- Goal of the exercise
Nothing may be dropped or altered: reproduce all the data.

- Available records

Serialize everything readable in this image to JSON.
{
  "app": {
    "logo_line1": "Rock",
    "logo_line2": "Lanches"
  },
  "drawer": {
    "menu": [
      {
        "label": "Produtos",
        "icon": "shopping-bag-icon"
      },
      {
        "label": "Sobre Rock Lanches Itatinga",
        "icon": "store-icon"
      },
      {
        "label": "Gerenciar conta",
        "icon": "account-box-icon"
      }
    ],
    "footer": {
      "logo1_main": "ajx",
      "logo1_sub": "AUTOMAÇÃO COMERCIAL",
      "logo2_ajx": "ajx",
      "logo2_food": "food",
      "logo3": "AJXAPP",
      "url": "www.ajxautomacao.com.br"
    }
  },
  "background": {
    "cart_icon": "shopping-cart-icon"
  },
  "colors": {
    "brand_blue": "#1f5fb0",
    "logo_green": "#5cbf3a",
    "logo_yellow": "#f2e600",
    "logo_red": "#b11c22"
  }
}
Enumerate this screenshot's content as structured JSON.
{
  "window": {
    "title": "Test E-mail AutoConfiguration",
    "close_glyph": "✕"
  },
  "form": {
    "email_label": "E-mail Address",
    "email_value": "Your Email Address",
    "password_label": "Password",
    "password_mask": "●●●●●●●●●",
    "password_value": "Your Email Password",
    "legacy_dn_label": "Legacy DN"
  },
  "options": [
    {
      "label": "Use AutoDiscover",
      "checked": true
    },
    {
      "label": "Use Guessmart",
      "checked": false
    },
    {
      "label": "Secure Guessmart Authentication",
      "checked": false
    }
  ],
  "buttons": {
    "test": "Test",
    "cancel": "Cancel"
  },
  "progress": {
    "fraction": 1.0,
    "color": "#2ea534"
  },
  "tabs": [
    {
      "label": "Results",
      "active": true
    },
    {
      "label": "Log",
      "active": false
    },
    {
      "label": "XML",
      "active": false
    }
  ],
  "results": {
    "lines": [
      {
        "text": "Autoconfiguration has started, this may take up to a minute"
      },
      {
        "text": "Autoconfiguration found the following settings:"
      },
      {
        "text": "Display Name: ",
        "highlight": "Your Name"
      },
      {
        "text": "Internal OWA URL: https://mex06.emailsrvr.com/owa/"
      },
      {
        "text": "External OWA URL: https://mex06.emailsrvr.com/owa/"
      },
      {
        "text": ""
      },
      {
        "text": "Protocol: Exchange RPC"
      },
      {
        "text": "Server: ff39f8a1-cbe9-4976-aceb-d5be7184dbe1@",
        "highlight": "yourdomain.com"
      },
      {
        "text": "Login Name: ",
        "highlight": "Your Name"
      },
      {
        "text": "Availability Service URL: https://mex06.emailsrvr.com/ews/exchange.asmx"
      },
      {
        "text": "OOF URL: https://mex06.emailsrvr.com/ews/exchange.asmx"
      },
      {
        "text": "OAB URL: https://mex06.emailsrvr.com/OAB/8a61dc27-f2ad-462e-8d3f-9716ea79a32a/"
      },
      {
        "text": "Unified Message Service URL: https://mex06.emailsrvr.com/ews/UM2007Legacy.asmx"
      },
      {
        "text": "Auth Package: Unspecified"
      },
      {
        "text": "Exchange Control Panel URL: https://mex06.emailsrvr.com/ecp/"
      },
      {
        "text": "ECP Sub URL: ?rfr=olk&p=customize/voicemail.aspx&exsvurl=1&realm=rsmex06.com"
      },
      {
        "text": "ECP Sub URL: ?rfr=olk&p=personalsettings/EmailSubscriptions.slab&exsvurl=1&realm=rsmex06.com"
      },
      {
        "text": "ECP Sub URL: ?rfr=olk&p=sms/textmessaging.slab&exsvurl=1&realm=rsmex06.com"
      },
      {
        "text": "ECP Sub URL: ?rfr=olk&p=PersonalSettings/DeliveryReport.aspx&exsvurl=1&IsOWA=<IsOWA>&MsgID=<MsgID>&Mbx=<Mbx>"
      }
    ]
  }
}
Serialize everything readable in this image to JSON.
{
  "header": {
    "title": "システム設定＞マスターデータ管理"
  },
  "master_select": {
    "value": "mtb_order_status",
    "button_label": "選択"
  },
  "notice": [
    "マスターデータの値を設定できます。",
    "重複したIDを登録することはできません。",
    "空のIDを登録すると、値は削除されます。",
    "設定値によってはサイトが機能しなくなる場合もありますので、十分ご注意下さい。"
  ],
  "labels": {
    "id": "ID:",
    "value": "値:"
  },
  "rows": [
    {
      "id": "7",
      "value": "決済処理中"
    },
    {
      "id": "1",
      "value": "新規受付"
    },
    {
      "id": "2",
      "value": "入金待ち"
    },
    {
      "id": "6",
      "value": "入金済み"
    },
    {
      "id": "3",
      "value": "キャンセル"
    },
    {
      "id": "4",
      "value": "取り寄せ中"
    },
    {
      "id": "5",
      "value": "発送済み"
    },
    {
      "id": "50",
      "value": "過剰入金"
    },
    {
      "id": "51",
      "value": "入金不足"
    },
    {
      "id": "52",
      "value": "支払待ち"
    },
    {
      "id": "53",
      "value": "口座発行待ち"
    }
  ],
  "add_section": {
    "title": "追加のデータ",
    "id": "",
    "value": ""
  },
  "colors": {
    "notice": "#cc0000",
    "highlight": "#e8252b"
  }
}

- Solution for this problem
Serialize everything readable in this image to JSON.
{
  "app": {
    "logo_line1": "Rock",
    "logo_line2": "Lanches"
  },
  "drawer": {
    "menu": [
      {
        "label": "Produtos",
        "icon": "shopping-bag-icon"
      },
      {
        "label": "Sobre Rock Lanches Itatinga",
        "icon": "store-icon"
      },
      {
        "label": "Gerenciar conta",
        "icon": "account-box-icon"
      }
    ],
    "footer": {
      "logo1_main": "ajx",
      "logo1_sub": "AUTOMAÇÃO COMERCIAL",
      "logo2_ajx": "ajx",
      "logo2_food": "food",
      "logo3": "AJXAPP",
      "url": "www.ajxautomacao.com.br"
    }
  },
  "background": {
    "cart_icon": "shopping-cart-icon"
  },
  "colors": {
    "brand_blue": "#1f5fb0",
    "logo_green": "#5cbf3a",
    "logo_yellow": "#f2e600",
    "logo_red": "#b11c22"
  }
}
Enumerate this screenshot's content as structured JSON.
{
  "window": {
    "title": "Test E-mail AutoConfiguration",
    "close_glyph": "✕"
  },
  "form": {
    "email_label": "E-mail Address",
    "email_value": "Your Email Address",
    "password_label": "Password",
    "password_mask": "●●●●●●●●●",
    "password_value": "Your Email Password",
    "legacy_dn_label": "Legacy DN"
  },
  "options": [
    {
      "label": "Use AutoDiscover",
      "checked": true
    },
    {
      "label": "Use Guessmart",
      "checked": false
    },
    {
      "label": "Secure Guessmart Authentication",
      "checked": false
    }
  ],
  "buttons": {
    "test": "Test",
    "cancel": "Cancel"
  },
  "progress": {
    "fraction": 1.0,
    "color": "#2ea534"
  },
  "tabs": [
    {
      "label": "Results",
      "active": true
    },
    {
      "label": "Log",
      "active": false
    },
    {
      "label": "XML",
      "active": false
    }
  ],
  "results": {
    "lines": [
      {
        "text": "Autoconfiguration has started, this may take up to a minute"
      },
      {
        "text": "Autoconfiguration found the following settings:"
      },
      {
        "text": "Display Name: ",
        "highlight": "Your Name"
      },
      {
        "text": "Internal OWA URL: https://mex06.emailsrvr.com/owa/"
      },
      {
        "text": "External OWA URL: https://mex06.emailsrvr.com/owa/"
      },
      {
        "text": ""
      },
      {
        "text": "Protocol: Exchange RPC"
      },
      {
        "text": "Server: ff39f8a1-cbe9-4976-aceb-d5be7184dbe1@",
        "highlight": "yourdomain.com"
      },
      {
        "text": "Login Name: ",
        "highlight": "Your Name"
      },
      {
        "text": "Availability Service URL: https://mex06.emailsrvr.com/ews/exchange.asmx"
      },
      {
        "text": "OOF URL: https://mex06.emailsrvr.com/ews/exchange.asmx"
      },
      {
        "text": "OAB URL: https://mex06.emailsrvr.com/OAB/8a61dc27-f2ad-462e-8d3f-9716ea79a32a/"
      },
      {
        "text": "Unified Message Service URL: https://mex06.emailsrvr.com/ews/UM2007Legacy.asmx"
      },
      {
        "text": "Auth Package: Unspecified"
      },
      {
        "text": "Exchange Control Panel URL: https://mex06.emailsrvr.com/ecp/"
      },
      {
        "text": "ECP Sub URL: ?rfr=olk&p=customize/voicemail.aspx&exsvurl=1&realm=rsmex06.com"
      },
      {
        "text": "ECP Sub URL: ?rfr=olk&p=personalsettings/EmailSubscriptions.slab&exsvurl=1&realm=rsmex06.com"
      },
      {
        "text": "ECP Sub URL: ?rfr=olk&p=sms/textmessaging.slab&exsvurl=1&realm=rsmex06.com"
      },
      {
        "text": "ECP Sub URL: ?rfr=olk&p=PersonalSettings/DeliveryReport.aspx&exsvurl=1&IsOWA=<IsOWA>&MsgID=<MsgID>&Mbx=<Mbx>"
      }
    ]
  }
}
Serialize everything readable in this image to JSON.
{
  "header": {
    "title": "システム設定＞マスターデータ管理"
  },
  "master_select": {
    "value": "mtb_order_status",
    "button_label": "選択"
  },
  "notice": [
    "マスターデータの値を設定できます。",
    "重複したIDを登録することはできません。",
    "空のIDを登録すると、値は削除されます。",
    "設定値によってはサイトが機能しなくなる場合もありますので、十分ご注意下さい。"
  ],
  "labels": {
    "id": "ID:",
    "value": "値:"
  },
  "rows": [
    {
      "id": "7",
      "value": "決済処理中"
    },
    {
      "id": "1",
      "value": "新規受付"
    },
    {
      "id": "2",
      "value": "入金待ち"
    },
    {
      "id": "6",
      "value": "入金済み"
    },
    {
      "id": "3",
      "value": "キャンセル"
    },
    {
      "id": "4",
      "value": "取り寄せ中"
    },
    {
      "id": "5",
      "value": "発送済み"
    },
    {
      "id": "50",
      "value": "過剰入金"
    },
    {
      "id": "51",
      "value": "入金不足"
    },
    {
      "id": "52",
      "value": "支払待ち"
    },
    {
      "id": "53",
      "value": "口座発行待ち"
    }
  ],
  "add_section": {
    "title": "追加のデータ",
    "id": "",
    "value": ""
  },
  "colors": {
    "notice": "#cc0000",
    "highlight": "#e8252b"
  }
}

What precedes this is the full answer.